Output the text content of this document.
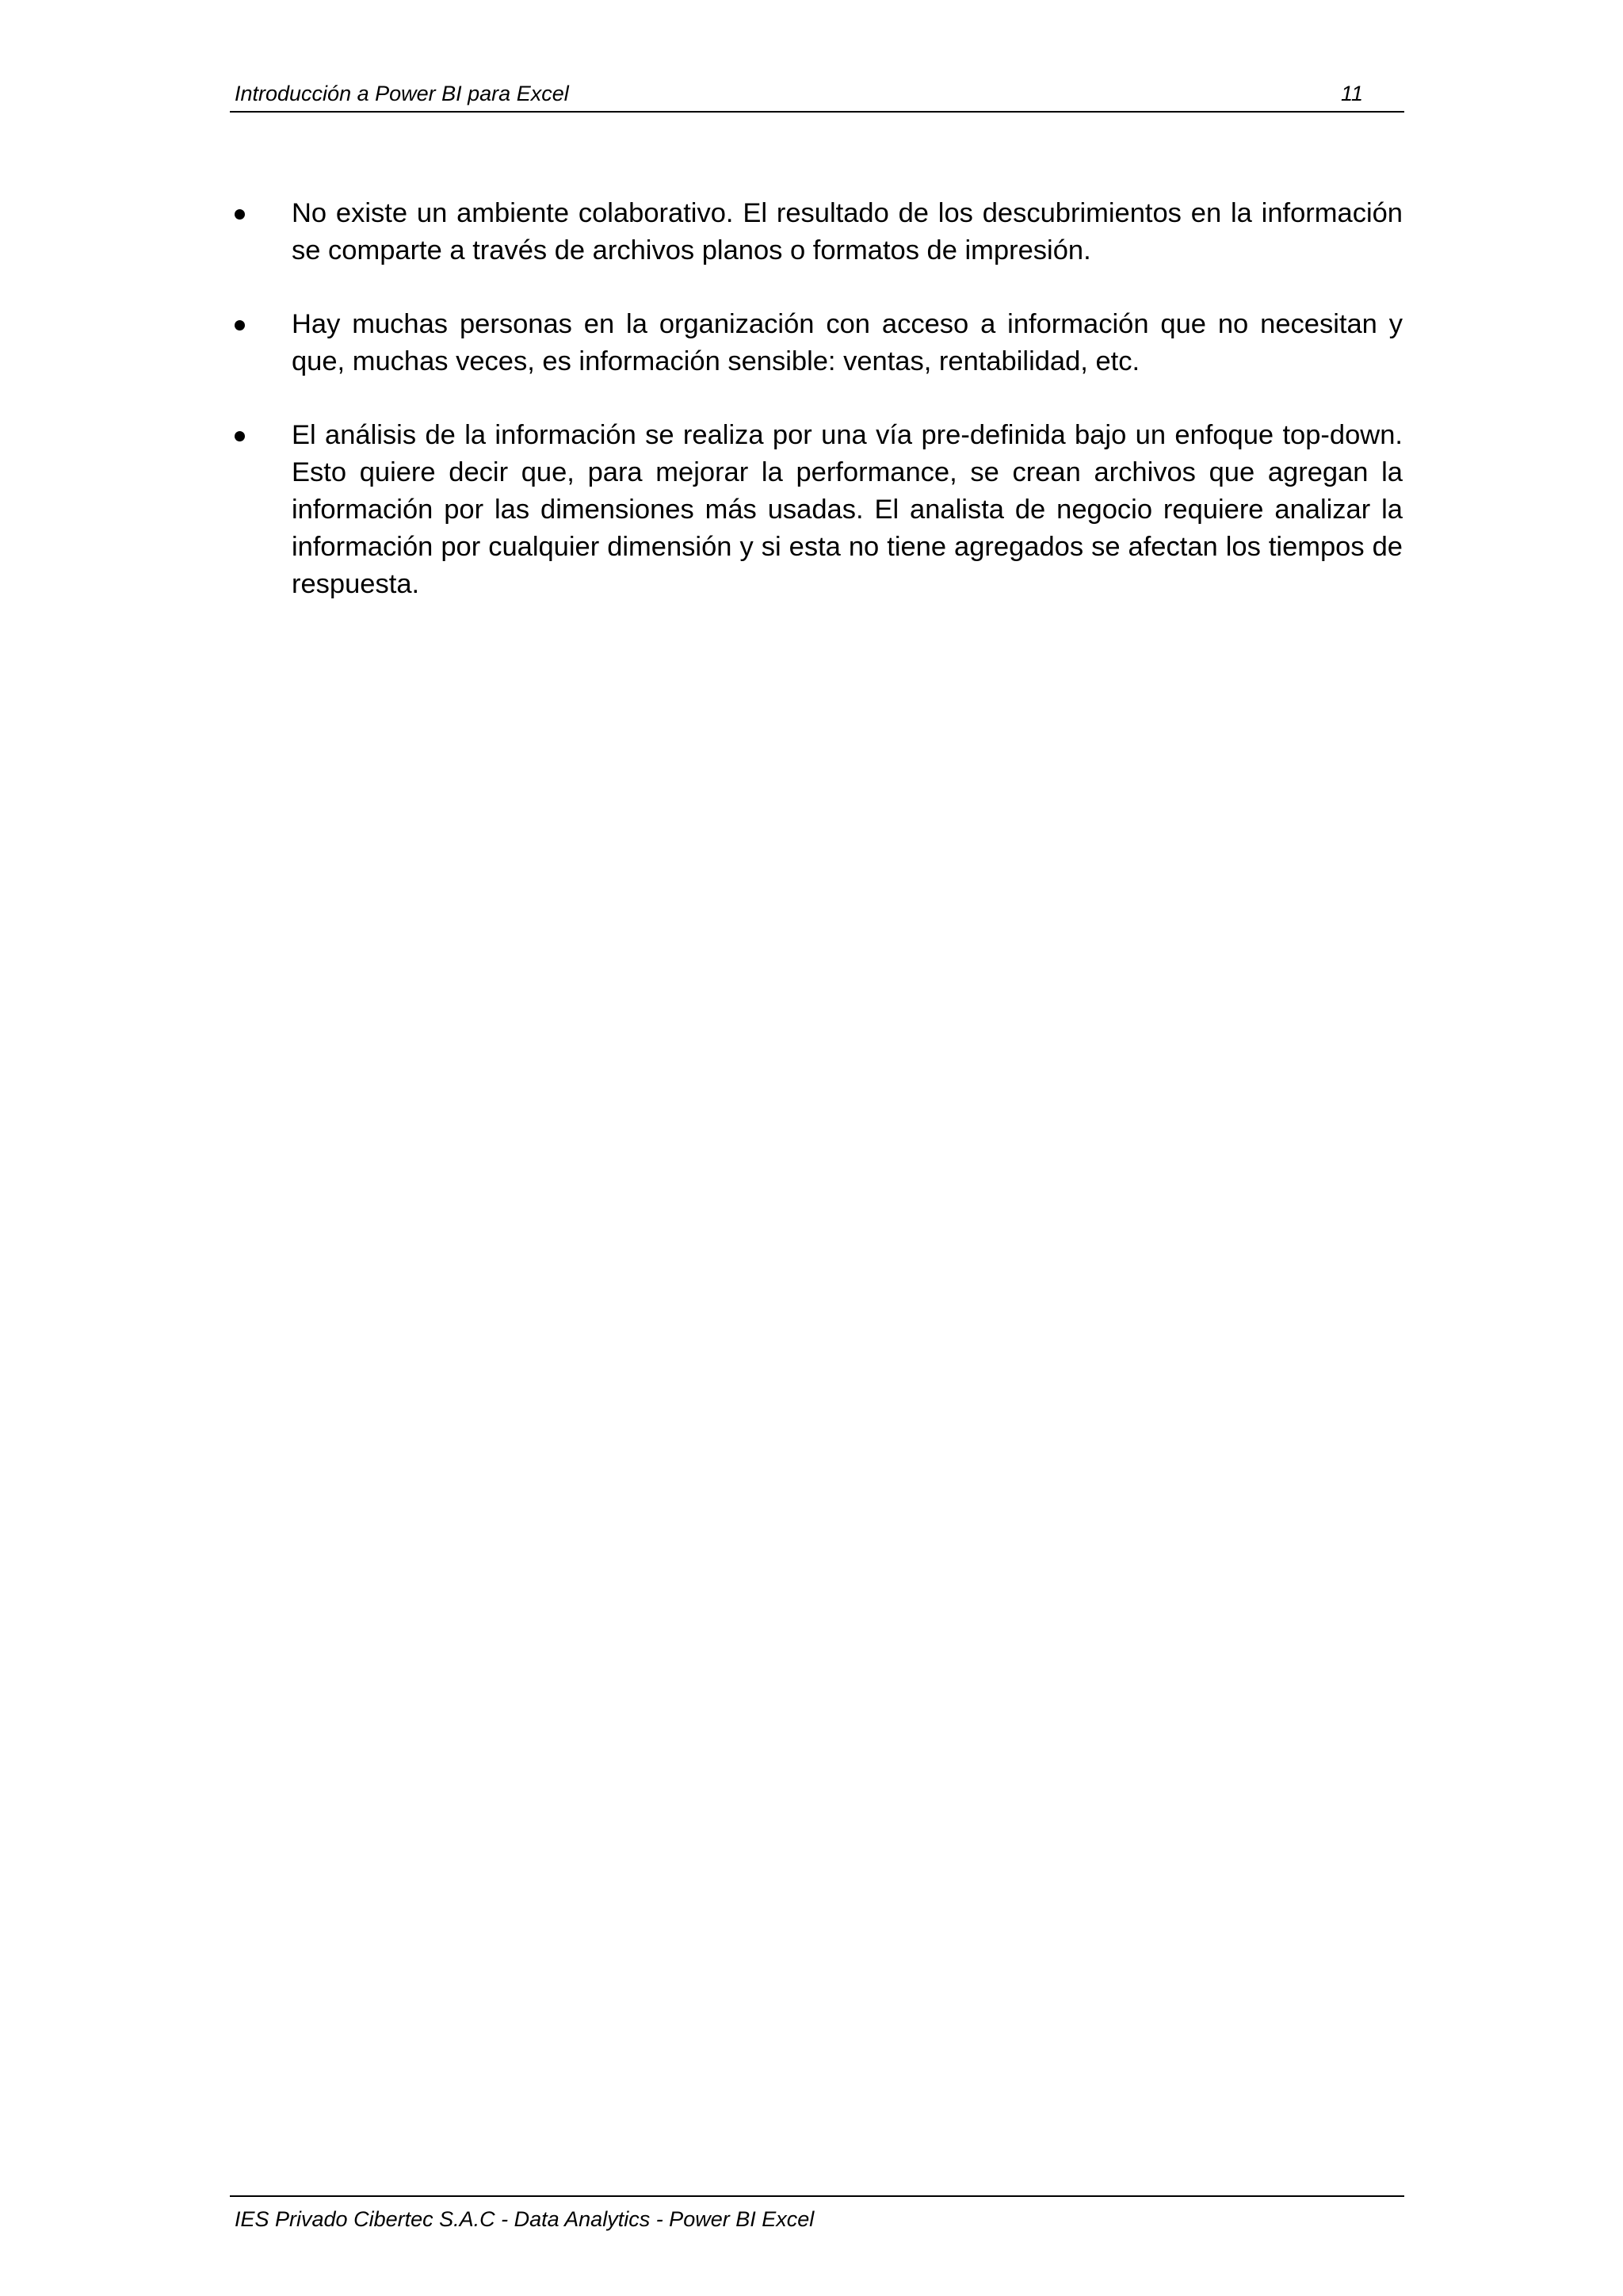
Introducción a Power BI para Excel	11
No existe un ambiente colaborativo. El resultado de los descubrimientos en la información se comparte a través de archivos planos o formatos de impresión.
Hay muchas personas en la organización con acceso a información que no necesitan y que, muchas veces, es información sensible: ventas, rentabilidad, etc.
El análisis de la información se realiza por una vía pre-definida bajo un enfoque top-down. Esto quiere decir que, para mejorar la performance, se crean archivos que agregan la información por las dimensiones más usadas. El analista de negocio requiere analizar la información por cualquier dimensión y si esta no tiene agregados se afectan los tiempos de respuesta.
IES Privado Cibertec S.A.C - Data Analytics - Power BI Excel
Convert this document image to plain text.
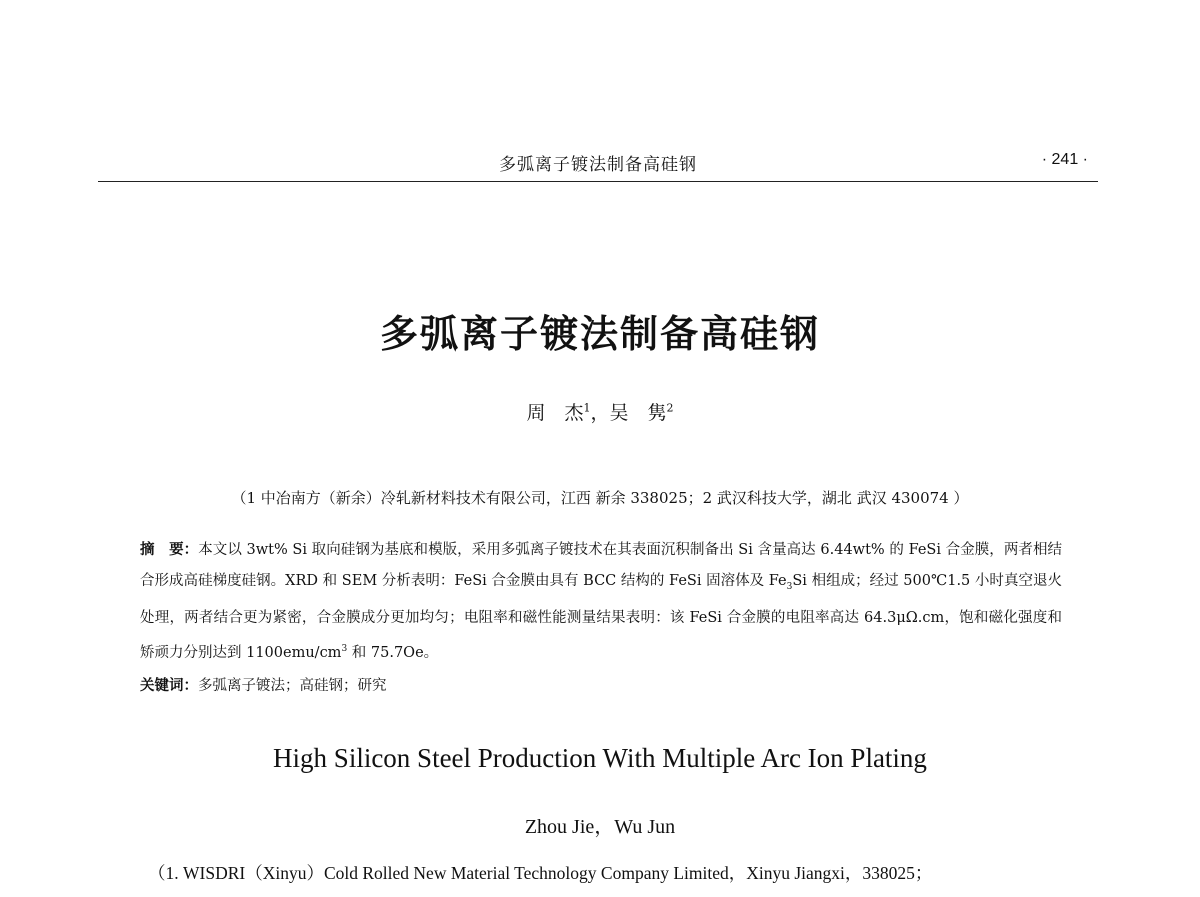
多弧离子镀法制备高硅钢	· 241 ·
多弧离子镀法制备高硅钢
周　杰$^1$，吴　隽$^2$
（1 中冶南方（新余）冷轧新材料技术有限公司，江西 新余 338025；2 武汉科技大学，湖北 武汉 430074 ）
摘　要：本文以 3wt% Si 取向硅钢为基底和模版，采用多弧离子镀技术在其表面沉积制备出 Si 含量高达 6.44wt% 的 FeSi 合金膜，两者相结合形成高硅梯度硅钢。XRD 和 SEM 分析表明：FeSi 合金膜由具有 BCC 结构的 FeSi 固溶体及 $Fe_3Si$ 相组成；经过 500℃1.5 小时真空退火处理，两者结合更为紧密，合金膜成分更加均匀；电阻率和磁性能测量结果表明：该 FeSi 合金膜的电阻率高达 64.3μΩ.cm，饱和磁化强度和矫顽力分别达到 $1100emu/cm^3$ 和 75.7Oe。
关键词：多弧离子镀法；高硅钢；研究
High Silicon Steel Production With Multiple Arc Ion Plating
Zhou Jie，Wu Jun
（1. WISDRI（Xinyu）Cold Rolled New Material Technology Company Limited，Xinyu Jiangxi，338025；
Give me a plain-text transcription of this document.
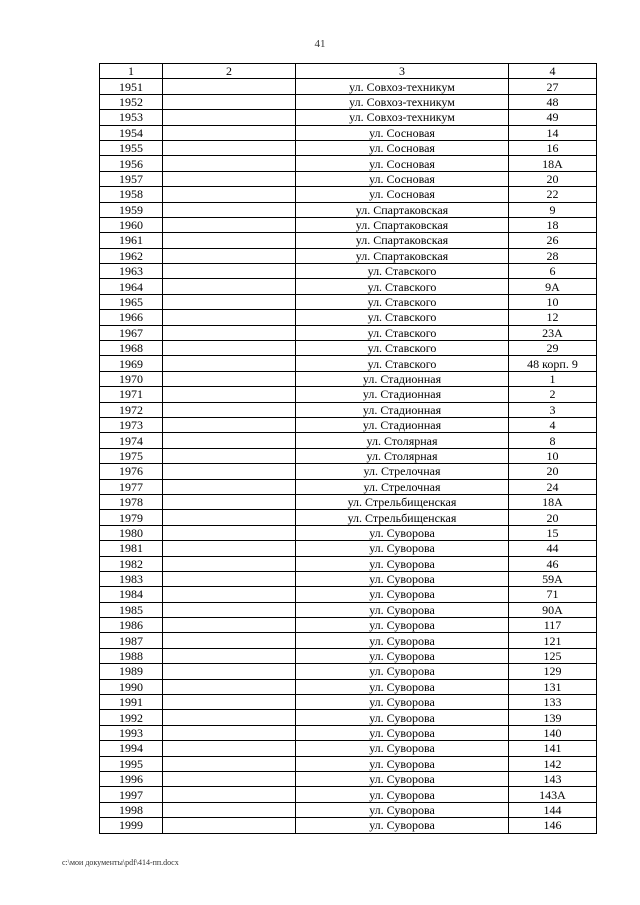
41
1	2	3	4
1951		ул. Совхоз-техникум	27
1952		ул. Совхоз-техникум	48
1953		ул. Совхоз-техникум	49
1954		ул. Сосновая	14
1955		ул. Сосновая	16
1956		ул. Сосновая	18А
1957		ул. Сосновая	20
1958		ул. Сосновая	22
1959		ул. Спартаковская	9
1960		ул. Спартаковская	18
1961		ул. Спартаковская	26
1962		ул. Спартаковская	28
1963		ул. Ставского	6
1964		ул. Ставского	9А
1965		ул. Ставского	10
1966		ул. Ставского	12
1967		ул. Ставского	23А
1968		ул. Ставского	29
1969		ул. Ставского	48 корп. 9
1970		ул. Стадионная	1
1971		ул. Стадионная	2
1972		ул. Стадионная	3
1973		ул. Стадионная	4
1974		ул. Столярная	8
1975		ул. Столярная	10
1976		ул. Стрелочная	20
1977		ул. Стрелочная	24
1978		ул. Стрельбищенская	18А
1979		ул. Стрельбищенская	20
1980		ул. Суворова	15
1981		ул. Суворова	44
1982		ул. Суворова	46
1983		ул. Суворова	59А
1984		ул. Суворова	71
1985		ул. Суворова	90А
1986		ул. Суворова	117
1987		ул. Суворова	121
1988		ул. Суворова	125
1989		ул. Суворова	129
1990		ул. Суворова	131
1991		ул. Суворова	133
1992		ул. Суворова	139
1993		ул. Суворова	140
1994		ул. Суворова	141
1995		ул. Суворова	142
1996		ул. Суворова	143
1997		ул. Суворова	143А
1998		ул. Суворова	144
1999		ул. Суворова	146
c:\мои документы\pdf\414-пп.docx
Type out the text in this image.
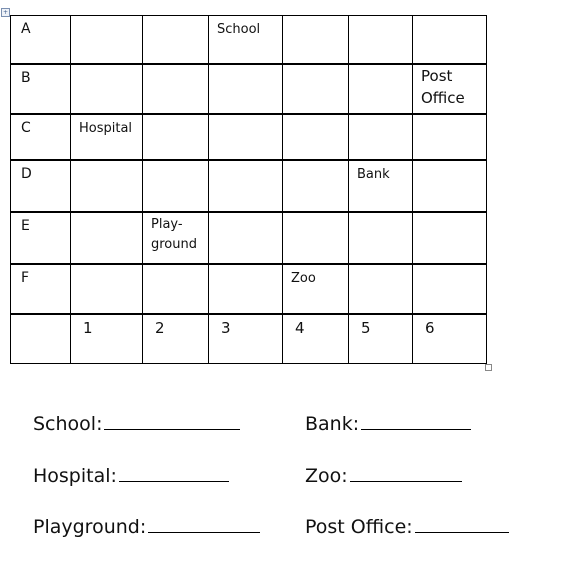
+
A			School			

B						Post
Office

C	Hospital					

D					Bank	

E		Play-
ground				

F				Zoo		

	1	2	3	4	5	6
School:	Bank:
Hospital:	Zoo:
Playground:	Post Office:
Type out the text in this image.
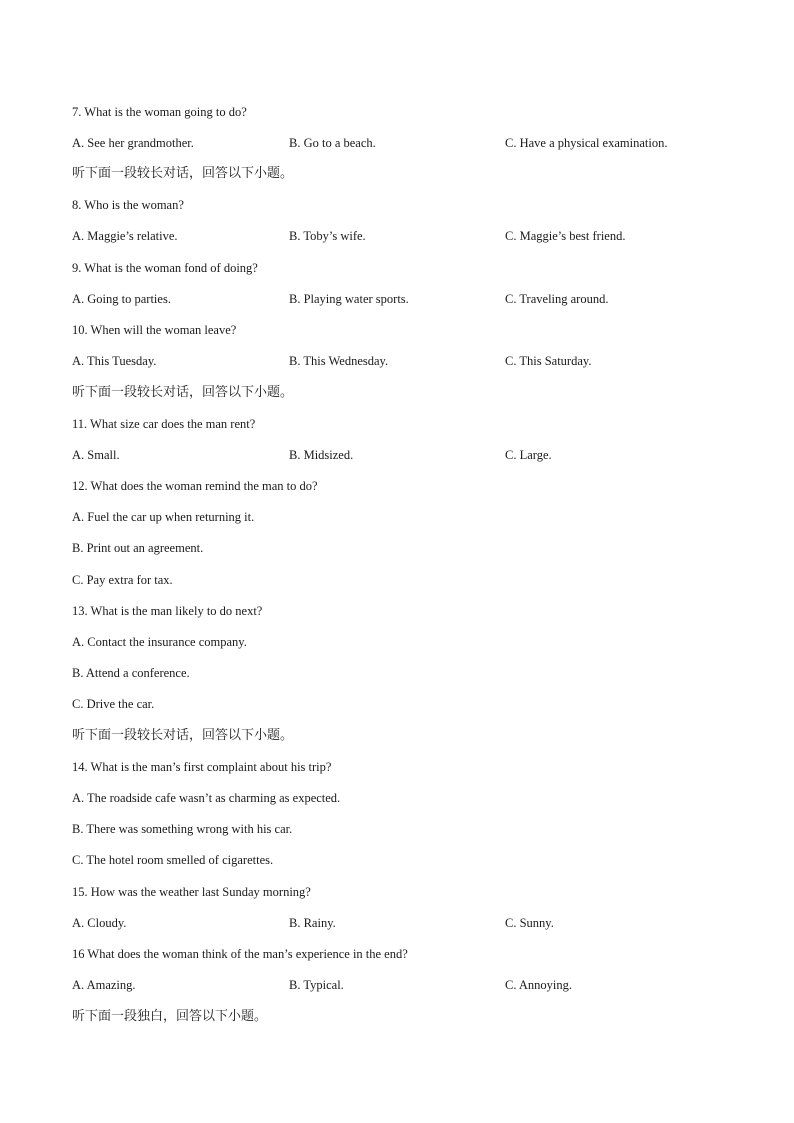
7. What is the woman going to do?
A. See her grandmother.	B. Go to a beach.	C. Have a physical examination.
听下面一段较长对话，回答以下小题。
8. Who is the woman?
A. Maggie’s relative.	B. Toby’s wife.	C. Maggie’s best friend.
9. What is the woman fond of doing?
A. Going to parties.	B. Playing water sports.	C. Traveling around.
10. When will the woman leave?
A. This Tuesday.	B. This Wednesday.	C. This Saturday.
听下面一段较长对话，回答以下小题。
11. What size car does the man rent?
A. Small.	B. Midsized.	C. Large.
12. What does the woman remind the man to do?
A. Fuel the car up when returning it.
B. Print out an agreement.
C. Pay extra for tax.
13. What is the man likely to do next?
A. Contact the insurance company.
B. Attend a conference.
C. Drive the car.
听下面一段较长对话，回答以下小题。
14. What is the man’s first complaint about his trip?
A. The roadside cafe wasn’t as charming as expected.
B. There was something wrong with his car.
C. The hotel room smelled of cigarettes.
15. How was the weather last Sunday morning?
A. Cloudy.	B. Rainy.	C. Sunny.
16 What does the woman think of the man’s experience in the end?
A. Amazing.	B. Typical.	C. Annoying.
听下面一段独白，回答以下小题。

______________________________

**WHAT YOU HAVE TO DO:**
Quote every record above exactly, omitting any pictures they contain.

**WORKED ANSWER:**
Output the text content of this document.
Introducción a Power BI para Excel	11
No existe un ambiente colaborativo. El resultado de los descubrimientos en la información se comparte a través de archivos planos o formatos de impresión.
Hay muchas personas en la organización con acceso a información que no necesitan y que, muchas veces, es información sensible: ventas, rentabilidad, etc.
El análisis de la información se realiza por una vía pre-definida bajo un enfoque top-down. Esto quiere decir que, para mejorar la performance, se crean archivos que agregan la información por las dimensiones más usadas. El analista de negocio requiere analizar la información por cualquier dimensión y si esta no tiene agregados se afectan los tiempos de respuesta.
IES Privado Cibertec S.A.C - Data Analytics - Power BI Excel
Convert this document image to plain text.
多弧离子镀法制备高硅钢	· 241 ·
多弧离子镀法制备高硅钢
周　杰$^1$，吴　隽$^2$
（1 中冶南方（新余）冷轧新材料技术有限公司，江西 新余 338025；2 武汉科技大学，湖北 武汉 430074 ）
摘　要：本文以 3wt% Si 取向硅钢为基底和模版，采用多弧离子镀技术在其表面沉积制备出 Si 含量高达 6.44wt% 的 FeSi 合金膜，两者相结合形成高硅梯度硅钢。XRD 和 SEM 分析表明：FeSi 合金膜由具有 BCC 结构的 FeSi 固溶体及 $Fe_3Si$ 相组成；经过 500℃1.5 小时真空退火处理，两者结合更为紧密，合金膜成分更加均匀；电阻率和磁性能测量结果表明：该 FeSi 合金膜的电阻率高达 64.3μΩ.cm，饱和磁化强度和矫顽力分别达到 $1100emu/cm^3$ 和 75.7Oe。
关键词：多弧离子镀法；高硅钢；研究
High Silicon Steel Production With Multiple Arc Ion Plating
Zhou Jie，Wu Jun
（1. WISDRI（Xinyu）Cold Rolled New Material Technology Company Limited，Xinyu Jiangxi，338025；
Give me a plain-text transcription of this document.
41
1	2	3	4
1951		ул. Совхоз-техникум	27
1952		ул. Совхоз-техникум	48
1953		ул. Совхоз-техникум	49
1954		ул. Сосновая	14
1955		ул. Сосновая	16
1956		ул. Сосновая	18А
1957		ул. Сосновая	20
1958		ул. Сосновая	22
1959		ул. Спартаковская	9
1960		ул. Спартаковская	18
1961		ул. Спартаковская	26
1962		ул. Спартаковская	28
1963		ул. Ставского	6
1964		ул. Ставского	9А
1965		ул. Ставского	10
1966		ул. Ставского	12
1967		ул. Ставского	23А
1968		ул. Ставского	29
1969		ул. Ставского	48 корп. 9
1970		ул. Стадионная	1
1971		ул. Стадионная	2
1972		ул. Стадионная	3
1973		ул. Стадионная	4
1974		ул. Столярная	8
1975		ул. Столярная	10
1976		ул. Стрелочная	20
1977		ул. Стрелочная	24
1978		ул. Стрельбищенская	18А
1979		ул. Стрельбищенская	20
1980		ул. Суворова	15
1981		ул. Суворова	44
1982		ул. Суворова	46
1983		ул. Суворова	59А
1984		ул. Суворова	71
1985		ул. Суворова	90А
1986		ул. Суворова	117
1987		ул. Суворова	121
1988		ул. Суворова	125
1989		ул. Суворова	129
1990		ул. Суворова	131
1991		ул. Суворова	133
1992		ул. Суворова	139
1993		ул. Суворова	140
1994		ул. Суворова	141
1995		ул. Суворова	142
1996		ул. Суворова	143
1997		ул. Суворова	143А
1998		ул. Суворова	144
1999		ул. Суворова	146
c:\мои документы\pdf\414-пп.docx
Type out the text in this image.
+
A			School			

B						Post
Office

C	Hospital					

D					Bank	

E		Play-
ground				

F				Zoo		

	1	2	3	4	5	6
School:	Bank:
Hospital:	Zoo:
Playground:	Post Office:
Type out the text in this image.
7. What is the woman going to do?
A. See her grandmother.	B. Go to a beach.	C. Have a physical examination.
听下面一段较长对话，回答以下小题。
8. Who is the woman?
A. Maggie’s relative.	B. Toby’s wife.	C. Maggie’s best friend.
9. What is the woman fond of doing?
A. Going to parties.	B. Playing water sports.	C. Traveling around.
10. When will the woman leave?
A. This Tuesday.	B. This Wednesday.	C. This Saturday.
听下面一段较长对话，回答以下小题。
11. What size car does the man rent?
A. Small.	B. Midsized.	C. Large.
12. What does the woman remind the man to do?
A. Fuel the car up when returning it.
B. Print out an agreement.
C. Pay extra for tax.
13. What is the man likely to do next?
A. Contact the insurance company.
B. Attend a conference.
C. Drive the car.
听下面一段较长对话，回答以下小题。
14. What is the man’s first complaint about his trip?
A. The roadside cafe wasn’t as charming as expected.
B. There was something wrong with his car.
C. The hotel room smelled of cigarettes.
15. How was the weather last Sunday morning?
A. Cloudy.	B. Rainy.	C. Sunny.
16 What does the woman think of the man’s experience in the end?
A. Amazing.	B. Typical.	C. Annoying.
听下面一段独白，回答以下小题。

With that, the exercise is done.